YOUR TASK> Scan the records below. List lines holding "Residuals".

⟨

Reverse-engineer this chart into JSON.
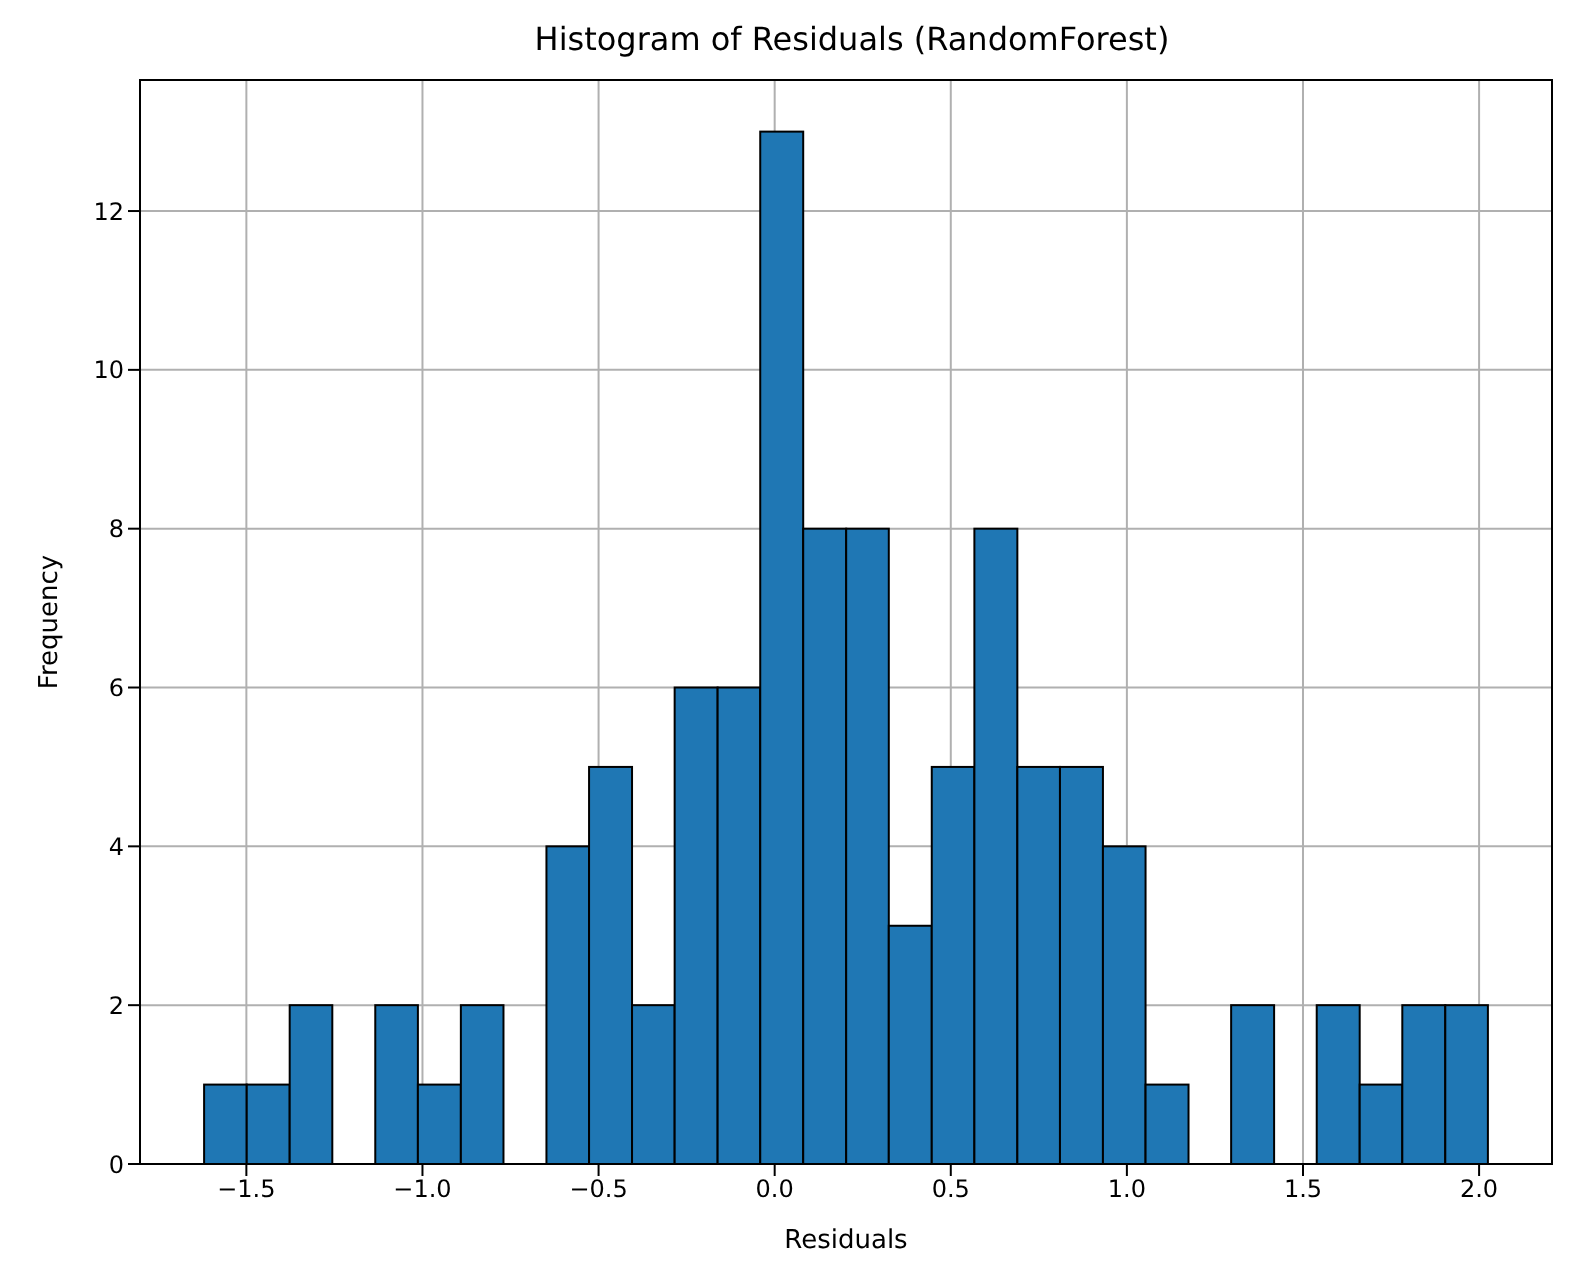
{
  "chart_data": {
    "type": "histogram",
    "title": "Histogram of Residuals (RandomForest)",
    "xlabel": "Residuals",
    "ylabel": "Frequency",
    "bins": [
      -1.62,
      -1.499,
      -1.377,
      -1.256,
      -1.134,
      -1.013,
      -0.891,
      -0.77,
      -0.648,
      -0.527,
      -0.405,
      -0.284,
      -0.162,
      -0.041,
      0.081,
      0.203,
      0.324,
      0.446,
      0.567,
      0.689,
      0.81,
      0.932,
      1.053,
      1.175,
      1.296,
      1.418,
      1.539,
      1.661,
      1.782,
      1.904,
      2.025
    ],
    "values": [
      1,
      1,
      2,
      0,
      2,
      1,
      2,
      0,
      4,
      5,
      2,
      6,
      6,
      13,
      8,
      8,
      3,
      5,
      8,
      5,
      5,
      4,
      1,
      0,
      2,
      0,
      2,
      1,
      2,
      2
    ],
    "color": "#1f77b4",
    "xlim": [
      -1.802,
      2.207
    ],
    "xticks": [
      {
        "value": -1.5,
        "label": "−1.5"
      },
      {
        "value": -1.0,
        "label": "−1.0"
      },
      {
        "value": -0.5,
        "label": "−0.5"
      },
      {
        "value": 0,
        "label": "0.0"
      },
      {
        "value": 0.5,
        "label": "0.5"
      },
      {
        "value": 1.0,
        "label": "1.0"
      },
      {
        "value": 1.5,
        "label": "1.5"
      },
      {
        "value": 2.0,
        "label": "2.0"
      }
    ],
    "ylim": [
      0,
      13.65
    ],
    "yticks": [
      0,
      2,
      4,
      6,
      8,
      10,
      12
    ],
    "grid": true
  }
}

⟩

REPLY>
    "title": "Histogram of Residuals (RandomForest)",
    "xlabel": "Residuals",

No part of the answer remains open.